Items >>
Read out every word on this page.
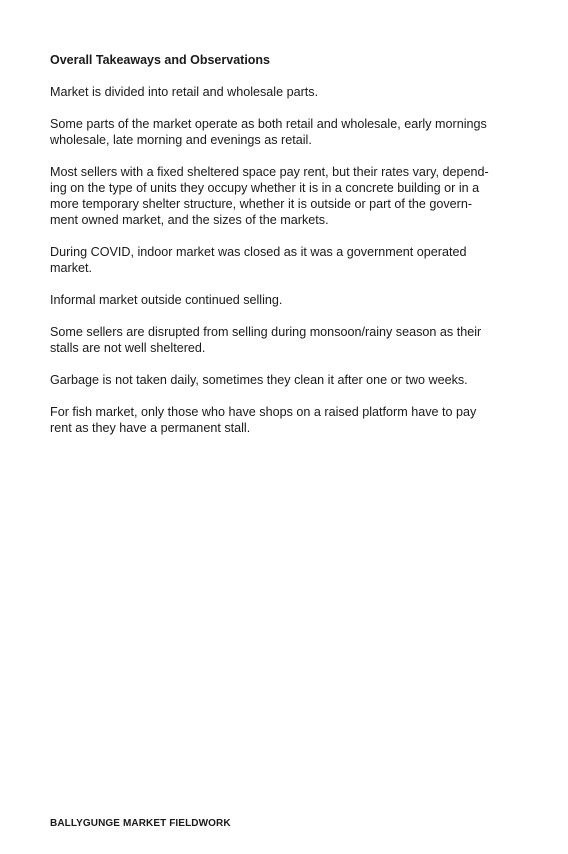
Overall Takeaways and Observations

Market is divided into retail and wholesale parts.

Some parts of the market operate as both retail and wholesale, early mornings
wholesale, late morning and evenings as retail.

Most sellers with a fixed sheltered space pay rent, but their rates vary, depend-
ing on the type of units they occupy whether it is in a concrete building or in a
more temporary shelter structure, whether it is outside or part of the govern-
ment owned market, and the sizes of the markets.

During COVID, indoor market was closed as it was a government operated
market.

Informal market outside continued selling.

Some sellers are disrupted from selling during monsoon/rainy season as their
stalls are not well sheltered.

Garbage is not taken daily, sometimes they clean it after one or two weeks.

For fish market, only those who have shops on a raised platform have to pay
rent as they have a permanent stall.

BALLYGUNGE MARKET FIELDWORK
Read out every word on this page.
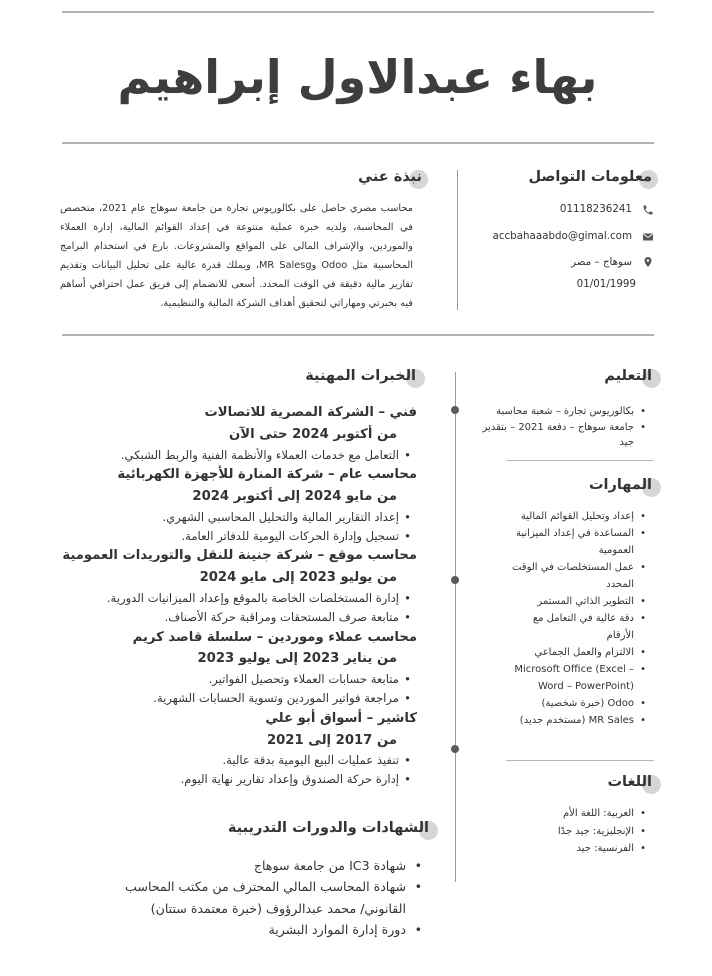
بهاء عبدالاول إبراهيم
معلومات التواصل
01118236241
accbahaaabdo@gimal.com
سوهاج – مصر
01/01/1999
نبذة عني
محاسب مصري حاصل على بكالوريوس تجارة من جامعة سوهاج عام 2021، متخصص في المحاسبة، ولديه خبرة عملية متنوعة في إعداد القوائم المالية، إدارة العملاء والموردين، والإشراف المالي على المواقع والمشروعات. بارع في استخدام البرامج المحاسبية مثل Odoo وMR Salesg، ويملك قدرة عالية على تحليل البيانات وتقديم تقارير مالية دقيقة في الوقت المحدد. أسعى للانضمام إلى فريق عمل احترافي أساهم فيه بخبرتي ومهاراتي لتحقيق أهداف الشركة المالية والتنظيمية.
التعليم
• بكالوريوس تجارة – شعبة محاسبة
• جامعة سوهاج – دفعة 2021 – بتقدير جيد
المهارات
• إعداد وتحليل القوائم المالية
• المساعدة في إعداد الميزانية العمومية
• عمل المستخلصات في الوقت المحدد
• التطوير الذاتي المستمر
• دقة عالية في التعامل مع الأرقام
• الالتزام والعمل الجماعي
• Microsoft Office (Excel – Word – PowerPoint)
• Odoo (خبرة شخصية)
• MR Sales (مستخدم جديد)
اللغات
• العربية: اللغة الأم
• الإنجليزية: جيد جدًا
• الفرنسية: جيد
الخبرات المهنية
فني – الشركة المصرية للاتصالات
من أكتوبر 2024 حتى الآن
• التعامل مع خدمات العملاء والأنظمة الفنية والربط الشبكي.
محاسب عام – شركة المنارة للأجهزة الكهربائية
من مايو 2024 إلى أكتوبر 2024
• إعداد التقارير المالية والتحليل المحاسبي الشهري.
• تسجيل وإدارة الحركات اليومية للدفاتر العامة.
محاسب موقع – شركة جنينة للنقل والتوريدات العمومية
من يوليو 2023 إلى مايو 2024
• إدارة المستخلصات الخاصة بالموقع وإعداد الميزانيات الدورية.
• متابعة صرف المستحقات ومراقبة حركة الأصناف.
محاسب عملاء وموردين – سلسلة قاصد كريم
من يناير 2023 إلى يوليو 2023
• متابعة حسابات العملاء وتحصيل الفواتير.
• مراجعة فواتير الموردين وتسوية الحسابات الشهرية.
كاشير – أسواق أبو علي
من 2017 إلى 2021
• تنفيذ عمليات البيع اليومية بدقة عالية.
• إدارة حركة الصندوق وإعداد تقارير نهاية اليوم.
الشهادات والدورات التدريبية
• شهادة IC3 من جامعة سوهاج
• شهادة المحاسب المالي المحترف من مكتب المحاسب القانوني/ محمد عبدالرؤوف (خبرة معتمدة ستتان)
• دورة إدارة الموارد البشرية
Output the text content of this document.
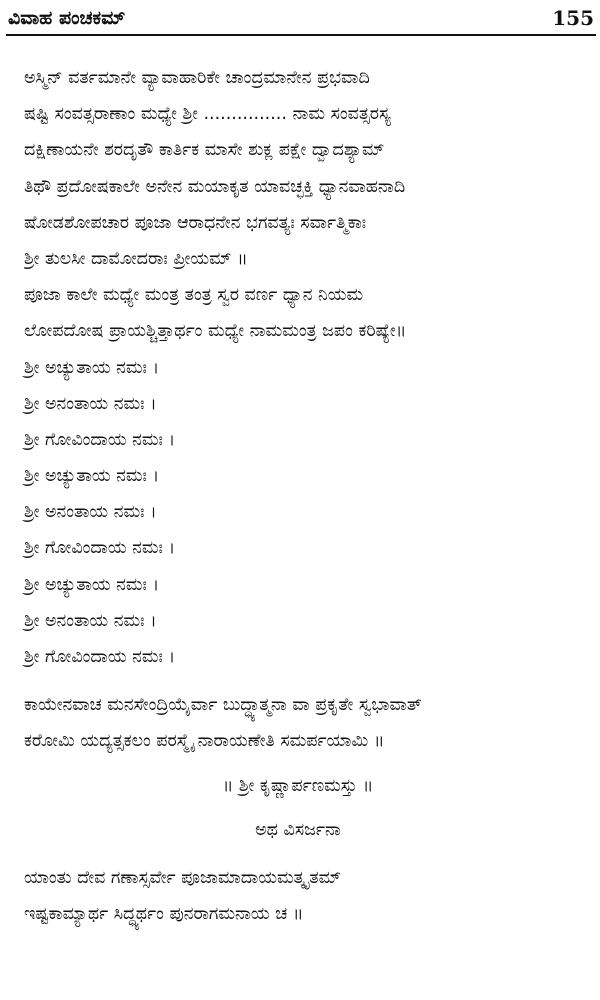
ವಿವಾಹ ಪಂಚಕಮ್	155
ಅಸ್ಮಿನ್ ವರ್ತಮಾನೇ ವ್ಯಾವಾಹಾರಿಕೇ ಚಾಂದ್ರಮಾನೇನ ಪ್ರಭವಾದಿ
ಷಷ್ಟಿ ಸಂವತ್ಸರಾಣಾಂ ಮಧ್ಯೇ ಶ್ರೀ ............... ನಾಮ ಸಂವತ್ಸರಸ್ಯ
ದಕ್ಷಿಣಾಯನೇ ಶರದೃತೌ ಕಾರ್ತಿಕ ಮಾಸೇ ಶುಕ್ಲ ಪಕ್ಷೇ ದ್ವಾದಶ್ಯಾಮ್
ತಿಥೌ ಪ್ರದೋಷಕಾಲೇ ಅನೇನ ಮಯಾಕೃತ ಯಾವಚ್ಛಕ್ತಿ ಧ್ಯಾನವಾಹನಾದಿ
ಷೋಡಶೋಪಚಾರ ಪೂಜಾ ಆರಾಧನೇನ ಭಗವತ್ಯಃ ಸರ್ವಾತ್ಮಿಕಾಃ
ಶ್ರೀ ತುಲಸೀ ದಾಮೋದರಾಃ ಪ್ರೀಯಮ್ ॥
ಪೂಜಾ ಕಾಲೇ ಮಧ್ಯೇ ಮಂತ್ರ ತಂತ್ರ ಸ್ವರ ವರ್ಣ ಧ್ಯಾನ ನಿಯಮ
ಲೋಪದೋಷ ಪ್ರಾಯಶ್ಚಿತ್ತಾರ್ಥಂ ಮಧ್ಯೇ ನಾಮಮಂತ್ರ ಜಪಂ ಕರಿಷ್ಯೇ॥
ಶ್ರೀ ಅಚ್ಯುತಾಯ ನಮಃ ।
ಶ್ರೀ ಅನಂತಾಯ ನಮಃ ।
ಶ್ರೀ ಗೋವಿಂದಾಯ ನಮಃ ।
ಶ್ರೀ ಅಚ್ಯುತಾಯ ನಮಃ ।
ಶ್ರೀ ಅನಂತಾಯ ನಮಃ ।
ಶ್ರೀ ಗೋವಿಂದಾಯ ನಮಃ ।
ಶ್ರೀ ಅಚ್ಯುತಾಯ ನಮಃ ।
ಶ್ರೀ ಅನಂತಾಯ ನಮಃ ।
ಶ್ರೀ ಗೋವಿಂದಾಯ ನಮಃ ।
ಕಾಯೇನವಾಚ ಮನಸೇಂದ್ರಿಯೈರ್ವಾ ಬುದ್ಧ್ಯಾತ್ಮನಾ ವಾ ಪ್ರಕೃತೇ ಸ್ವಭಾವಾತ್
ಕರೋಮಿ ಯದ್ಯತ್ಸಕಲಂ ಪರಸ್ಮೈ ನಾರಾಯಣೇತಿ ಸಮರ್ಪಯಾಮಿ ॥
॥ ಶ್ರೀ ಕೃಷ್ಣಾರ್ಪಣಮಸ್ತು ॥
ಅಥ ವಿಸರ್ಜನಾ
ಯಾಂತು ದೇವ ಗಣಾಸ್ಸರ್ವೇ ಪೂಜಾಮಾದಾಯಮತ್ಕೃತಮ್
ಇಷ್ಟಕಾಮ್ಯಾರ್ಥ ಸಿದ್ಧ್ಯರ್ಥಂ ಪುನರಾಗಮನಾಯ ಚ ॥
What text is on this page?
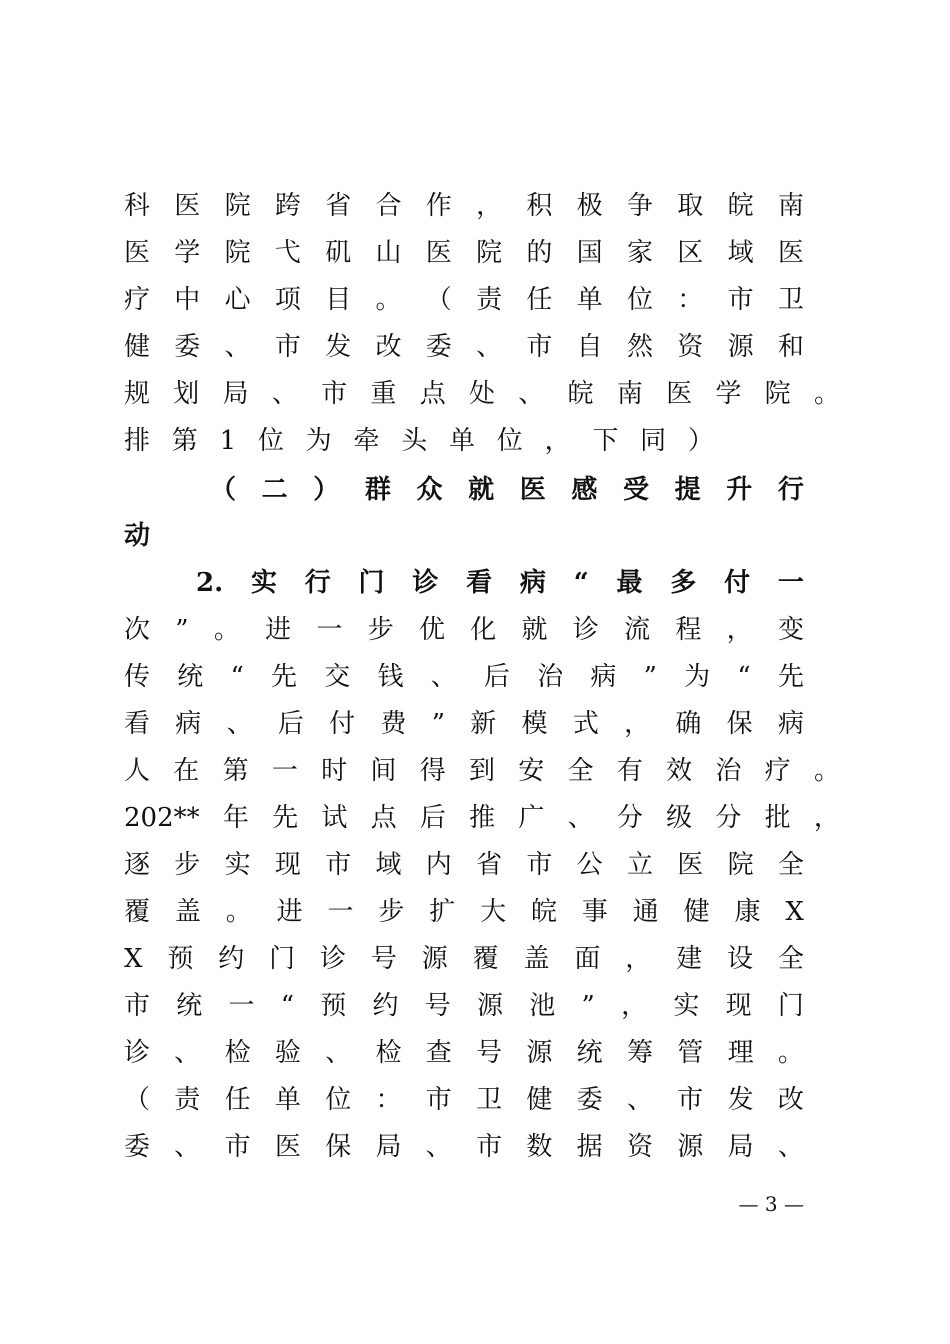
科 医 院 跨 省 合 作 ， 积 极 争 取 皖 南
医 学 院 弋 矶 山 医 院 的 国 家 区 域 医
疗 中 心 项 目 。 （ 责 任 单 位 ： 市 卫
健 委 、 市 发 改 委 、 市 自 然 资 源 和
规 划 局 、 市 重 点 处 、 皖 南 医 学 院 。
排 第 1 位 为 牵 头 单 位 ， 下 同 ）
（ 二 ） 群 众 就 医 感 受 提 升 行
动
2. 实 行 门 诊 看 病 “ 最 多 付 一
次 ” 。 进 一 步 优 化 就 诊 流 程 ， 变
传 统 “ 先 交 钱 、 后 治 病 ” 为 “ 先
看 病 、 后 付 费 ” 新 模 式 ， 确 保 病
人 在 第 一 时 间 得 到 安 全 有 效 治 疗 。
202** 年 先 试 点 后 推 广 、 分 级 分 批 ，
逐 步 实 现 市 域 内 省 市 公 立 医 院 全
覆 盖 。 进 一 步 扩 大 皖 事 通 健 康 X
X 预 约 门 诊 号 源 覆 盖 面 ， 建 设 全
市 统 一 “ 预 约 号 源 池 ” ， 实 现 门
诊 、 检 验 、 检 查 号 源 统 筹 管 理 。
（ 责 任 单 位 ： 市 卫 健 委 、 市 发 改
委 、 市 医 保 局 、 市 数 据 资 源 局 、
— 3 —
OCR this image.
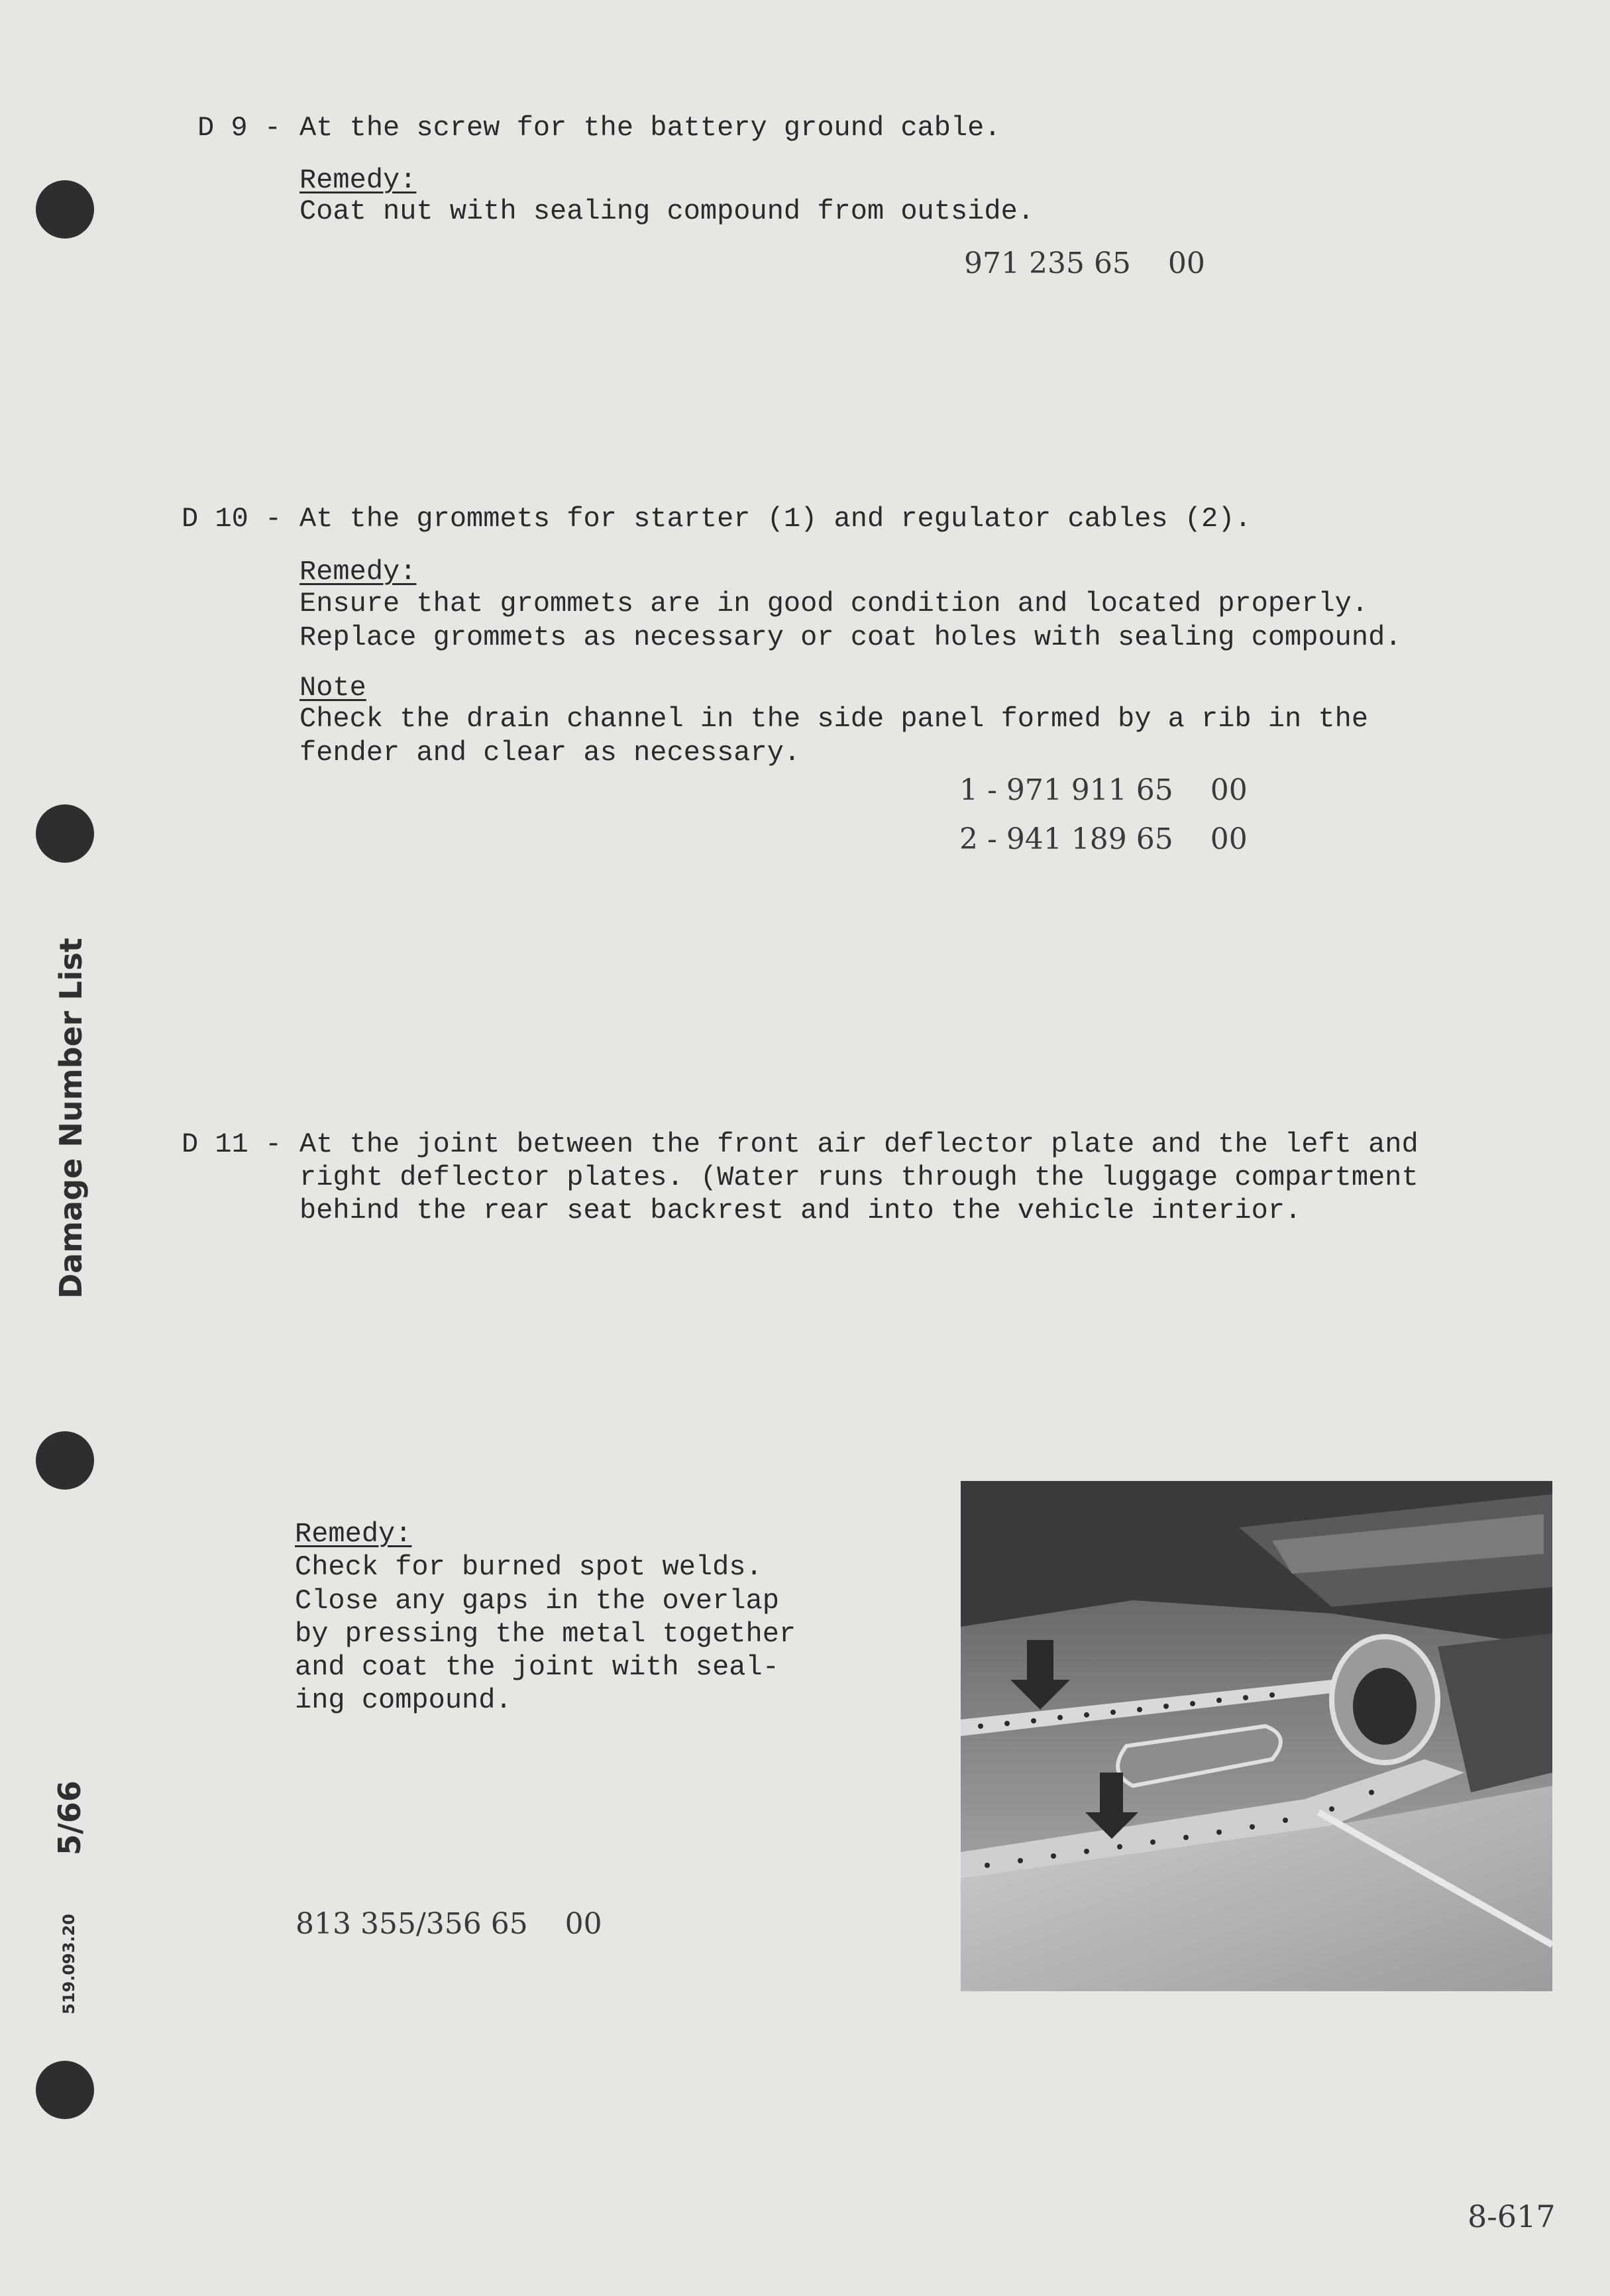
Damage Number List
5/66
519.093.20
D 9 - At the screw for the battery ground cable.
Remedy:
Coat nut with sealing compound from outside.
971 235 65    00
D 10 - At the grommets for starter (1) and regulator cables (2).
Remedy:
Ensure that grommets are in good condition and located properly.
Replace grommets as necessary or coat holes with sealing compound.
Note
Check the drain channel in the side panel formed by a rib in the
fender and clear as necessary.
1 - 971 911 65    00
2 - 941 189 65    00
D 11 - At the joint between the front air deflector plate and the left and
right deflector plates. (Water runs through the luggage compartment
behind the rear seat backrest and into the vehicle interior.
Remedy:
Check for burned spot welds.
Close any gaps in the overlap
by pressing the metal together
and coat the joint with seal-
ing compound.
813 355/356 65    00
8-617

What this task involves >> Every line from the one containing "What text is on this page?" through the end of the data above should be copied exactly; nothing else is copied, and pictures are omitted.

Answer to this exercise >>
What text is on this page?
科 医 院 跨 省 合 作 ， 积 极 争 取 皖 南
医 学 院 弋 矶 山 医 院 的 国 家 区 域 医
疗 中 心 项 目 。 （ 责 任 单 位 ： 市 卫
健 委 、 市 发 改 委 、 市 自 然 资 源 和
规 划 局 、 市 重 点 处 、 皖 南 医 学 院 。
排 第 1 位 为 牵 头 单 位 ， 下 同 ）
（ 二 ） 群 众 就 医 感 受 提 升 行
动
2. 实 行 门 诊 看 病 “ 最 多 付 一
次 ” 。 进 一 步 优 化 就 诊 流 程 ， 变
传 统 “ 先 交 钱 、 后 治 病 ” 为 “ 先
看 病 、 后 付 费 ” 新 模 式 ， 确 保 病
人 在 第 一 时 间 得 到 安 全 有 效 治 疗 。
202** 年 先 试 点 后 推 广 、 分 级 分 批 ，
逐 步 实 现 市 域 内 省 市 公 立 医 院 全
覆 盖 。 进 一 步 扩 大 皖 事 通 健 康 X
X 预 约 门 诊 号 源 覆 盖 面 ， 建 设 全
市 统 一 “ 预 约 号 源 池 ” ， 实 现 门
诊 、 检 验 、 检 查 号 源 统 筹 管 理 。
（ 责 任 单 位 ： 市 卫 健 委 、 市 发 改
委 、 市 医 保 局 、 市 数 据 资 源 局 、
— 3 —
OCR this image.
Damage Number List
5/66
519.093.20
D 9 - At the screw for the battery ground cable.
Remedy:
Coat nut with sealing compound from outside.
971 235 65    00
D 10 - At the grommets for starter (1) and regulator cables (2).
Remedy:
Ensure that grommets are in good condition and located properly.
Replace grommets as necessary or coat holes with sealing compound.
Note
Check the drain channel in the side panel formed by a rib in the
fender and clear as necessary.
1 - 971 911 65    00
2 - 941 189 65    00
D 11 - At the joint between the front air deflector plate and the left and
right deflector plates. (Water runs through the luggage compartment
behind the rear seat backrest and into the vehicle interior.
Remedy:
Check for burned spot welds.
Close any gaps in the overlap
by pressing the metal together
and coat the joint with seal-
ing compound.
813 355/356 65    00
8-617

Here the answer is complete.